Reproduce the records that follow in full, excluding any picture they contain.

########################################

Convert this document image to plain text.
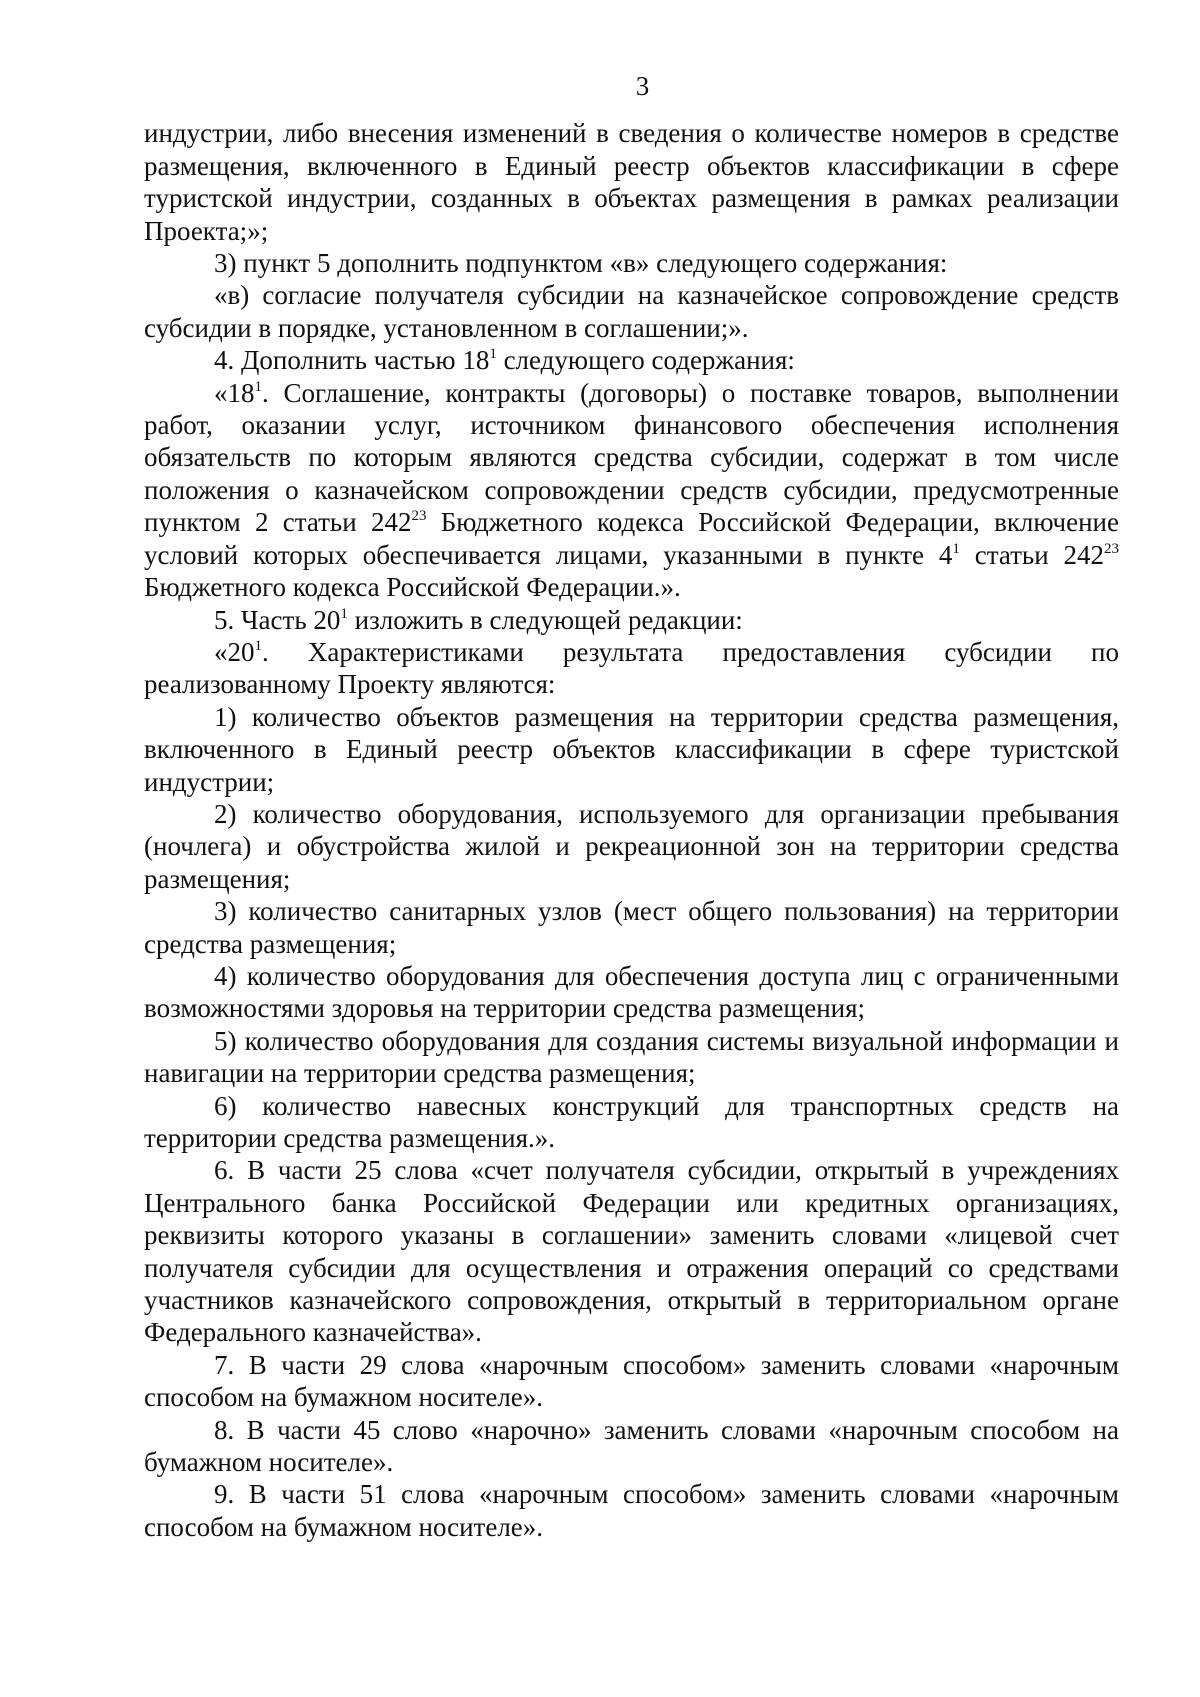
3

индустрии, либо внесения изменений в сведения о количестве номеров в средстве размещения, включенного в Единый реестр объектов классификации в сфере туристской индустрии, созданных в объектах размещения в рамках реализации Проекта;»;

3) пункт 5 дополнить подпунктом «в» следующего содержания:

«в) согласие получателя субсидии на казначейское сопровождение средств субсидии в порядке, установленном в соглашении;».

4. Дополнить частью $18^1$ следующего содержания:

«$18^1$. Соглашение, контракты (договоры) о поставке товаров, выполнении работ, оказании услуг, источником финансового обеспечения исполнения обязательств по которым являются средства субсидии, содержат в том числе положения о казначейском сопровождении средств субсидии, предусмотренные пунктом 2 статьи $242^{23}$ Бюджетного кодекса Российской Федерации, включение условий которых обеспечивается лицами, указанными в пункте $4^1$ статьи $242^{23}$ Бюджетного кодекса Российской Федерации.».

5. Часть $20^1$ изложить в следующей редакции:

«$20^1$. Характеристиками результата предоставления субсидии по реализованному Проекту являются:

1) количество объектов размещения на территории средства размещения, включенного в Единый реестр объектов классификации в сфере туристской индустрии;

2) количество оборудования, используемого для организации пребывания (ночлега) и обустройства жилой и рекреационной зон на территории средства размещения;

3) количество санитарных узлов (мест общего пользования) на территории средства размещения;

4) количество оборудования для обеспечения доступа лиц с ограниченными возможностями здоровья на территории средства размещения;

5) количество оборудования для создания системы визуальной информации и навигации на территории средства размещения;

6) количество навесных конструкций для транспортных средств на территории средства размещения.».

6. В части 25 слова «счет получателя субсидии, открытый в учреждениях Центрального банка Российской Федерации или кредитных организациях, реквизиты которого указаны в соглашении» заменить словами «лицевой счет получателя субсидии для осуществления и отражения операций со средствами участников казначейского сопровождения, открытый в территориальном органе Федерального казначейства».

7. В части 29 слова «нарочным способом» заменить словами «нарочным способом на бумажном носителе».

8. В части 45 слово «нарочно» заменить словами «нарочным способом на бумажном носителе».

9. В части 51 слова «нарочным способом» заменить словами «нарочным способом на бумажном носителе».
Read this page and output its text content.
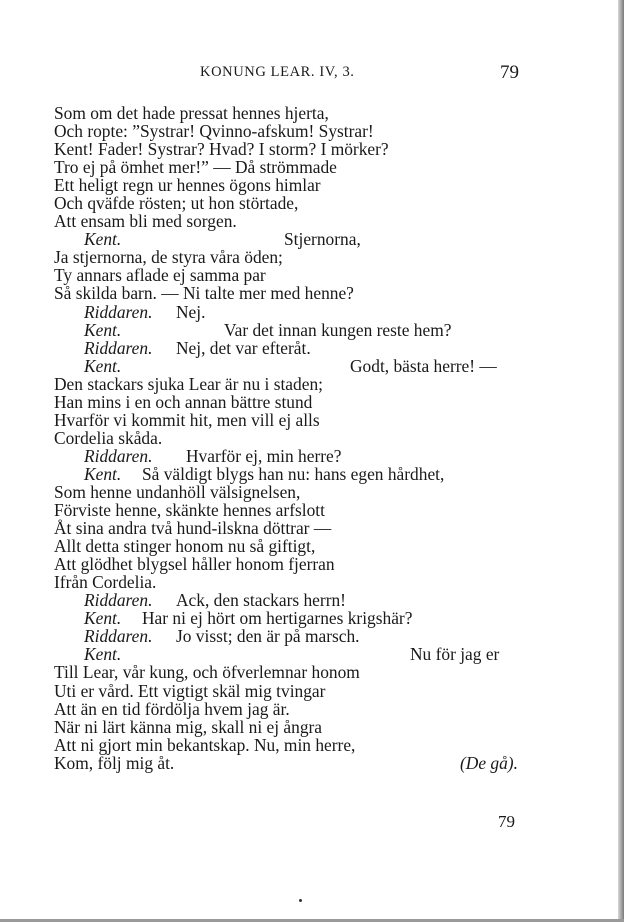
KONUNG LEAR. IV, 3.	79
Som om det hade pressat hennes hjerta,
Och ropte: ”Systrar! Qvinno-afskum! Systrar!
Kent! Fader! Systrar? Hvad? I storm? I mörker?
Tro ej på ömhet mer!” — Då strömmade
Ett heligt regn ur hennes ögons himlar
Och qväfde rösten; ut hon störtade,
Att ensam bli med sorgen.
Kent.	Stjernorna,
Ja stjernorna, de styra våra öden;
Ty annars aflade ej samma par
Så skilda barn. — Ni talte mer med henne?
Riddaren. Nej.
Kent.	Var det innan kungen reste hem?
Riddaren. Nej, det var efteråt.
Kent.	Godt, bästa herre! —
Den stackars sjuka Lear är nu i staden;
Han mins i en och annan bättre stund
Hvarför vi kommit hit, men vill ej alls
Cordelia skåda.
Riddaren. Hvarför ej, min herre?
Kent. Så väldigt blygs han nu: hans egen hårdhet,
Som henne undanhöll välsignelsen,
Förviste henne, skänkte hennes arfslott
Åt sina andra två hund-ilskna döttrar —
Allt detta stinger honom nu så giftigt,
Att glödhet blygsel håller honom fjerran
Ifrån Cordelia.
Riddaren. Ack, den stackars herrn!
Kent. Har ni ej hört om hertigarnes krigshär?
Riddaren. Jo visst; den är på marsch.
Kent.	Nu för jag er
Till Lear, vår kung, och öfverlemnar honom
Uti er vård. Ett vigtigt skäl mig tvingar
Att än en tid fördölja hvem jag är.
När ni lärt känna mig, skall ni ej ångra
Att ni gjort min bekantskap. Nu, min herre,
Kom, följ mig åt.	(De gå).
79
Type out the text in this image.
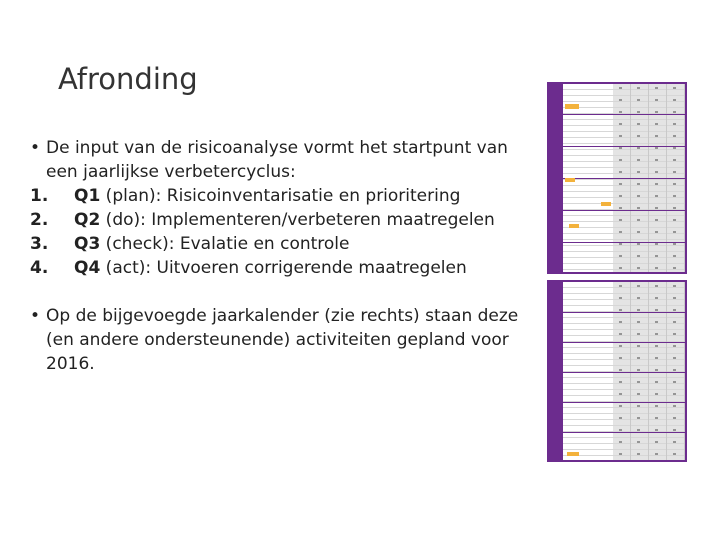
Afronding
• De input van de risicoanalyse vormt het startpunt van een jaarlijkse verbetercyclus:
1. Q1 (plan): Risicoinventarisatie en prioritering
2. Q2 (do): Implementeren/verbeteren maatregelen
3. Q3 (check): Evalatie en controle
4. Q4 (act): Uitvoeren corrigerende maatregelen
• Op de bijgevoegde jaarkalender (zie rechts) staan deze (en andere ondersteunende) activiteiten gepland voor 2016.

########################################

→ **EXERCISE ANSWER**:
Convert this document image to plain text.
3

индустрии, либо внесения изменений в сведения о количестве номеров в средстве размещения, включенного в Единый реестр объектов классификации в сфере туристской индустрии, созданных в объектах размещения в рамках реализации Проекта;»;

3) пункт 5 дополнить подпунктом «в» следующего содержания:

«в) согласие получателя субсидии на казначейское сопровождение средств субсидии в порядке, установленном в соглашении;».

4. Дополнить частью $18^1$ следующего содержания:

«$18^1$. Соглашение, контракты (договоры) о поставке товаров, выполнении работ, оказании услуг, источником финансового обеспечения исполнения обязательств по которым являются средства субсидии, содержат в том числе положения о казначейском сопровождении средств субсидии, предусмотренные пунктом 2 статьи $242^{23}$ Бюджетного кодекса Российской Федерации, включение условий которых обеспечивается лицами, указанными в пункте $4^1$ статьи $242^{23}$ Бюджетного кодекса Российской Федерации.».

5. Часть $20^1$ изложить в следующей редакции:

«$20^1$. Характеристиками результата предоставления субсидии по реализованному Проекту являются:

1) количество объектов размещения на территории средства размещения, включенного в Единый реестр объектов классификации в сфере туристской индустрии;

2) количество оборудования, используемого для организации пребывания (ночлега) и обустройства жилой и рекреационной зон на территории средства размещения;

3) количество санитарных узлов (мест общего пользования) на территории средства размещения;

4) количество оборудования для обеспечения доступа лиц с ограниченными возможностями здоровья на территории средства размещения;

5) количество оборудования для создания системы визуальной информации и навигации на территории средства размещения;

6) количество навесных конструкций для транспортных средств на территории средства размещения.».

6. В части 25 слова «счет получателя субсидии, открытый в учреждениях Центрального банка Российской Федерации или кредитных организациях, реквизиты которого указаны в соглашении» заменить словами «лицевой счет получателя субсидии для осуществления и отражения операций со средствами участников казначейского сопровождения, открытый в территориальном органе Федерального казначейства».

7. В части 29 слова «нарочным способом» заменить словами «нарочным способом на бумажном носителе».

8. В части 45 слово «нарочно» заменить словами «нарочным способом на бумажном носителе».

9. В части 51 слова «нарочным способом» заменить словами «нарочным способом на бумажном носителе».
Read this page and output its text content.
KONUNG LEAR. IV, 3.	79
Som om det hade pressat hennes hjerta,
Och ropte: ”Systrar! Qvinno-afskum! Systrar!
Kent! Fader! Systrar? Hvad? I storm? I mörker?
Tro ej på ömhet mer!” — Då strömmade
Ett heligt regn ur hennes ögons himlar
Och qväfde rösten; ut hon störtade,
Att ensam bli med sorgen.
Kent.	Stjernorna,
Ja stjernorna, de styra våra öden;
Ty annars aflade ej samma par
Så skilda barn. — Ni talte mer med henne?
Riddaren. Nej.
Kent.	Var det innan kungen reste hem?
Riddaren. Nej, det var efteråt.
Kent.	Godt, bästa herre! —
Den stackars sjuka Lear är nu i staden;
Han mins i en och annan bättre stund
Hvarför vi kommit hit, men vill ej alls
Cordelia skåda.
Riddaren. Hvarför ej, min herre?
Kent. Så väldigt blygs han nu: hans egen hårdhet,
Som henne undanhöll välsignelsen,
Förviste henne, skänkte hennes arfslott
Åt sina andra två hund-ilskna döttrar —
Allt detta stinger honom nu så giftigt,
Att glödhet blygsel håller honom fjerran
Ifrån Cordelia.
Riddaren. Ack, den stackars herrn!
Kent. Har ni ej hört om hertigarnes krigshär?
Riddaren. Jo visst; den är på marsch.
Kent.	Nu för jag er
Till Lear, vår kung, och öfverlemnar honom
Uti er vård. Ett vigtigt skäl mig tvingar
Att än en tid fördölja hvem jag är.
När ni lärt känna mig, skall ni ej ångra
Att ni gjort min bekantskap. Nu, min herre,
Kom, följ mig åt.	(De gå).
79
Type out the text in this image.
Afronding
• De input van de risicoanalyse vormt het startpunt van een jaarlijkse verbetercyclus:
1. Q1 (plan): Risicoinventarisatie en prioritering
2. Q2 (do): Implementeren/verbeteren maatregelen
3. Q3 (check): Evalatie en controle
4. Q4 (act): Uitvoeren corrigerende maatregelen
• Op de bijgevoegde jaarkalender (zie rechts) staan deze (en andere ondersteunende) activiteiten gepland voor 2016.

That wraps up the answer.